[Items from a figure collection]
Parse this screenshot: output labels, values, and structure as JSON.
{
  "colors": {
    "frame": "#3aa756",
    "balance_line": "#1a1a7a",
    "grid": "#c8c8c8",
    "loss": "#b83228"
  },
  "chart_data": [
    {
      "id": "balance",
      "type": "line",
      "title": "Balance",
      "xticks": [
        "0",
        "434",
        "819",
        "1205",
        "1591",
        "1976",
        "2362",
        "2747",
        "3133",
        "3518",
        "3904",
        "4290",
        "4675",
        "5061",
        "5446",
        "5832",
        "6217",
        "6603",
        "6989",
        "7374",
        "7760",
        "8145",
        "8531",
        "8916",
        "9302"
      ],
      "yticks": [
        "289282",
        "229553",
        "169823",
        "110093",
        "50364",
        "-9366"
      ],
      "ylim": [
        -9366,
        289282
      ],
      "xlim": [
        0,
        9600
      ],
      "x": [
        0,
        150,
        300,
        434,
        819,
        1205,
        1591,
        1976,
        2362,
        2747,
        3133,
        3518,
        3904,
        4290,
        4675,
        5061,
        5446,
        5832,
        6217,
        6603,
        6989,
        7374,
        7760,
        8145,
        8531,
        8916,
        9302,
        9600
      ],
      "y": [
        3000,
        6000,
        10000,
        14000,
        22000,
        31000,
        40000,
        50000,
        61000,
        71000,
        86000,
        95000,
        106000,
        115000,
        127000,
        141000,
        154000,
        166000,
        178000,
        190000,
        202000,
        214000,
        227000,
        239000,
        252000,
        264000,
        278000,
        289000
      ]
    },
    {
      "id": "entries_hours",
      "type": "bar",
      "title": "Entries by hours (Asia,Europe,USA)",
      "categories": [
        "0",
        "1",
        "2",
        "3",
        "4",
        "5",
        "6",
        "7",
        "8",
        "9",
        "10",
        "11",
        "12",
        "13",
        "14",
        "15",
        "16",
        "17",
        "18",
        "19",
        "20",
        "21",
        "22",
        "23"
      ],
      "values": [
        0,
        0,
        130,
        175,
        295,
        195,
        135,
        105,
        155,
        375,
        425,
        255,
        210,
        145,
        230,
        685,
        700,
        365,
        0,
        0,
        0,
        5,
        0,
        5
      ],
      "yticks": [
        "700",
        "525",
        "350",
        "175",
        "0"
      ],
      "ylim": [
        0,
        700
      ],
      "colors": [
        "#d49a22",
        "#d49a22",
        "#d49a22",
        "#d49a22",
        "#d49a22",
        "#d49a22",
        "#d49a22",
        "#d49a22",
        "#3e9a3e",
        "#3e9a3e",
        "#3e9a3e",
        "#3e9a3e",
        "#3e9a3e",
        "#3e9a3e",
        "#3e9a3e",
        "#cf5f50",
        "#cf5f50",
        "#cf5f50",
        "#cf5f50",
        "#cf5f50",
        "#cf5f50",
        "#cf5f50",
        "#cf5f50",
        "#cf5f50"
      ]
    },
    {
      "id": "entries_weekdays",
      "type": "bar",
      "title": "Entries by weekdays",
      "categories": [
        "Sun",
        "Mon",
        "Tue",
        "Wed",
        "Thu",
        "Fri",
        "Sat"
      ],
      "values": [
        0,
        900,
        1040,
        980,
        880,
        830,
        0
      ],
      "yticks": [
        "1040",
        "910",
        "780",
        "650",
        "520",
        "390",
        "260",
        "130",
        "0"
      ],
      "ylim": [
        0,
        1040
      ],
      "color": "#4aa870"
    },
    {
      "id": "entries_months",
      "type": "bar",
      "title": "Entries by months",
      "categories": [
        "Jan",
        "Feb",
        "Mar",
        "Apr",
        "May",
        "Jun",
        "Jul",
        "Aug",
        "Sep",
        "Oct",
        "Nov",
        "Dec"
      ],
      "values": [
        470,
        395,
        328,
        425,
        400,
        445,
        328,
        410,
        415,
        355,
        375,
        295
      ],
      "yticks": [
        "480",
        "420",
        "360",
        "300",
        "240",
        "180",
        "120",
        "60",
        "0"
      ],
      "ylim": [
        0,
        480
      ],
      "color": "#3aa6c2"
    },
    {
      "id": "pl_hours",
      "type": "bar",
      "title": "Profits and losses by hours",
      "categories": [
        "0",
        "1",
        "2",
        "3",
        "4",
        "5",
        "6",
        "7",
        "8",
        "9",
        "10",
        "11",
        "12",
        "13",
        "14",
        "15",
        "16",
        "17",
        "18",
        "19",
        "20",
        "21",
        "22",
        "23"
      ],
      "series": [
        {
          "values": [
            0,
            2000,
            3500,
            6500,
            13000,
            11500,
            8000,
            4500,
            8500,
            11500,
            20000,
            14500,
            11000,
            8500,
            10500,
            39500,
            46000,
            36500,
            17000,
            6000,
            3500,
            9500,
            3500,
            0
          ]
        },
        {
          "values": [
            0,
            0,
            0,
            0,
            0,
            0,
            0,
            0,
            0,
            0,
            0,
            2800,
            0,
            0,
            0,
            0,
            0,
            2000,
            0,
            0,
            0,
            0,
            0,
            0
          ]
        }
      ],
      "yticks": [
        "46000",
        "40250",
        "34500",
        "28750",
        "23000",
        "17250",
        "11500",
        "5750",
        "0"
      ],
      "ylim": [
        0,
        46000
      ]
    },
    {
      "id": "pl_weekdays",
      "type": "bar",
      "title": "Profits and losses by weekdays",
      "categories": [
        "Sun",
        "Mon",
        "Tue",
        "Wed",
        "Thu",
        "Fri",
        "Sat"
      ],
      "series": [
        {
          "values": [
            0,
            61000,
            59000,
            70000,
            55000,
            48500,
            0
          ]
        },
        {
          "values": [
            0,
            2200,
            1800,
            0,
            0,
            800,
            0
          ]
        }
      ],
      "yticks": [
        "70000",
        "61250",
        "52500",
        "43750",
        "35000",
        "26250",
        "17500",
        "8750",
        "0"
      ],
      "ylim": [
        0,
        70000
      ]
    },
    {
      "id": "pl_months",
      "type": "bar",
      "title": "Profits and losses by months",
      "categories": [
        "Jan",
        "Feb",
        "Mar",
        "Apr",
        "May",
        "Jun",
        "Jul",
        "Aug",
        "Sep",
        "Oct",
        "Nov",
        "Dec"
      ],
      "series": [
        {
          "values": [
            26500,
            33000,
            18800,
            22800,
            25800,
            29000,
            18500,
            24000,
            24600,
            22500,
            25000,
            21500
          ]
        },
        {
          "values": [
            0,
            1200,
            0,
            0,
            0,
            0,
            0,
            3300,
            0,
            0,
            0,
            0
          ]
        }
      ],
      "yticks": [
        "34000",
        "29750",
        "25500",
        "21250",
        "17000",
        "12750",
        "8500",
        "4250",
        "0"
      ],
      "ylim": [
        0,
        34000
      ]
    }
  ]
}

◆ PROBLEM TO SOLVE ◆
Retype the data in full and match it exactly.

◆ FINISHED EXERCISE ◆
Parse this screenshot: output labels, values, and structure as JSON.
{
  "colors": {
    "frame": "#3aa756",
    "balance_line": "#1a1a7a",
    "grid": "#c8c8c8",
    "loss": "#b83228"
  },
  "chart_data": [
    {
      "id": "balance",
      "type": "line",
      "title": "Balance",
      "xticks": [
        "0",
        "434",
        "819",
        "1205",
        "1591",
        "1976",
        "2362",
        "2747",
        "3133",
        "3518",
        "3904",
        "4290",
        "4675",
        "5061",
        "5446",
        "5832",
        "6217",
        "6603",
        "6989",
        "7374",
        "7760",
        "8145",
        "8531",
        "8916",
        "9302"
      ],
      "yticks": [
        "289282",
        "229553",
        "169823",
        "110093",
        "50364",
        "-9366"
      ],
      "ylim": [
        -9366,
        289282
      ],
      "xlim": [
        0,
        9600
      ],
      "x": [
        0,
        150,
        300,
        434,
        819,
        1205,
        1591,
        1976,
        2362,
        2747,
        3133,
        3518,
        3904,
        4290,
        4675,
        5061,
        5446,
        5832,
        6217,
        6603,
        6989,
        7374,
        7760,
        8145,
        8531,
        8916,
        9302,
        9600
      ],
      "y": [
        3000,
        6000,
        10000,
        14000,
        22000,
        31000,
        40000,
        50000,
        61000,
        71000,
        86000,
        95000,
        106000,
        115000,
        127000,
        141000,
        154000,
        166000,
        178000,
        190000,
        202000,
        214000,
        227000,
        239000,
        252000,
        264000,
        278000,
        289000
      ]
    },
    {
      "id": "entries_hours",
      "type": "bar",
      "title": "Entries by hours (Asia,Europe,USA)",
      "categories": [
        "0",
        "1",
        "2",
        "3",
        "4",
        "5",
        "6",
        "7",
        "8",
        "9",
        "10",
        "11",
        "12",
        "13",
        "14",
        "15",
        "16",
        "17",
        "18",
        "19",
        "20",
        "21",
        "22",
        "23"
      ],
      "values": [
        0,
        0,
        130,
        175,
        295,
        195,
        135,
        105,
        155,
        375,
        425,
        255,
        210,
        145,
        230,
        685,
        700,
        365,
        0,
        0,
        0,
        5,
        0,
        5
      ],
      "yticks": [
        "700",
        "525",
        "350",
        "175",
        "0"
      ],
      "ylim": [
        0,
        700
      ],
      "colors": [
        "#d49a22",
        "#d49a22",
        "#d49a22",
        "#d49a22",
        "#d49a22",
        "#d49a22",
        "#d49a22",
        "#d49a22",
        "#3e9a3e",
        "#3e9a3e",
        "#3e9a3e",
        "#3e9a3e",
        "#3e9a3e",
        "#3e9a3e",
        "#3e9a3e",
        "#cf5f50",
        "#cf5f50",
        "#cf5f50",
        "#cf5f50",
        "#cf5f50",
        "#cf5f50",
        "#cf5f50",
        "#cf5f50",
        "#cf5f50"
      ]
    },
    {
      "id": "entries_weekdays",
      "type": "bar",
      "title": "Entries by weekdays",
      "categories": [
        "Sun",
        "Mon",
        "Tue",
        "Wed",
        "Thu",
        "Fri",
        "Sat"
      ],
      "values": [
        0,
        900,
        1040,
        980,
        880,
        830,
        0
      ],
      "yticks": [
        "1040",
        "910",
        "780",
        "650",
        "520",
        "390",
        "260",
        "130",
        "0"
      ],
      "ylim": [
        0,
        1040
      ],
      "color": "#4aa870"
    },
    {
      "id": "entries_months",
      "type": "bar",
      "title": "Entries by months",
      "categories": [
        "Jan",
        "Feb",
        "Mar",
        "Apr",
        "May",
        "Jun",
        "Jul",
        "Aug",
        "Sep",
        "Oct",
        "Nov",
        "Dec"
      ],
      "values": [
        470,
        395,
        328,
        425,
        400,
        445,
        328,
        410,
        415,
        355,
        375,
        295
      ],
      "yticks": [
        "480",
        "420",
        "360",
        "300",
        "240",
        "180",
        "120",
        "60",
        "0"
      ],
      "ylim": [
        0,
        480
      ],
      "color": "#3aa6c2"
    },
    {
      "id": "pl_hours",
      "type": "bar",
      "title": "Profits and losses by hours",
      "categories": [
        "0",
        "1",
        "2",
        "3",
        "4",
        "5",
        "6",
        "7",
        "8",
        "9",
        "10",
        "11",
        "12",
        "13",
        "14",
        "15",
        "16",
        "17",
        "18",
        "19",
        "20",
        "21",
        "22",
        "23"
      ],
      "series": [
        {
          "values": [
            0,
            2000,
            3500,
            6500,
            13000,
            11500,
            8000,
            4500,
            8500,
            11500,
            20000,
            14500,
            11000,
            8500,
            10500,
            39500,
            46000,
            36500,
            17000,
            6000,
            3500,
            9500,
            3500,
            0
          ]
        },
        {
          "values": [
            0,
            0,
            0,
            0,
            0,
            0,
            0,
            0,
            0,
            0,
            0,
            2800,
            0,
            0,
            0,
            0,
            0,
            2000,
            0,
            0,
            0,
            0,
            0,
            0
          ]
        }
      ],
      "yticks": [
        "46000",
        "40250",
        "34500",
        "28750",
        "23000",
        "17250",
        "11500",
        "5750",
        "0"
      ],
      "ylim": [
        0,
        46000
      ]
    },
    {
      "id": "pl_weekdays",
      "type": "bar",
      "title": "Profits and losses by weekdays",
      "categories": [
        "Sun",
        "Mon",
        "Tue",
        "Wed",
        "Thu",
        "Fri",
        "Sat"
      ],
      "series": [
        {
          "values": [
            0,
            61000,
            59000,
            70000,
            55000,
            48500,
            0
          ]
        },
        {
          "values": [
            0,
            2200,
            1800,
            0,
            0,
            800,
            0
          ]
        }
      ],
      "yticks": [
        "70000",
        "61250",
        "52500",
        "43750",
        "35000",
        "26250",
        "17500",
        "8750",
        "0"
      ],
      "ylim": [
        0,
        70000
      ]
    },
    {
      "id": "pl_months",
      "type": "bar",
      "title": "Profits and losses by months",
      "categories": [
        "Jan",
        "Feb",
        "Mar",
        "Apr",
        "May",
        "Jun",
        "Jul",
        "Aug",
        "Sep",
        "Oct",
        "Nov",
        "Dec"
      ],
      "series": [
        {
          "values": [
            26500,
            33000,
            18800,
            22800,
            25800,
            29000,
            18500,
            24000,
            24600,
            22500,
            25000,
            21500
          ]
        },
        {
          "values": [
            0,
            1200,
            0,
            0,
            0,
            0,
            0,
            3300,
            0,
            0,
            0,
            0
          ]
        }
      ],
      "yticks": [
        "34000",
        "29750",
        "25500",
        "21250",
        "17000",
        "12750",
        "8500",
        "4250",
        "0"
      ],
      "ylim": [
        0,
        34000
      ]
    }
  ]
}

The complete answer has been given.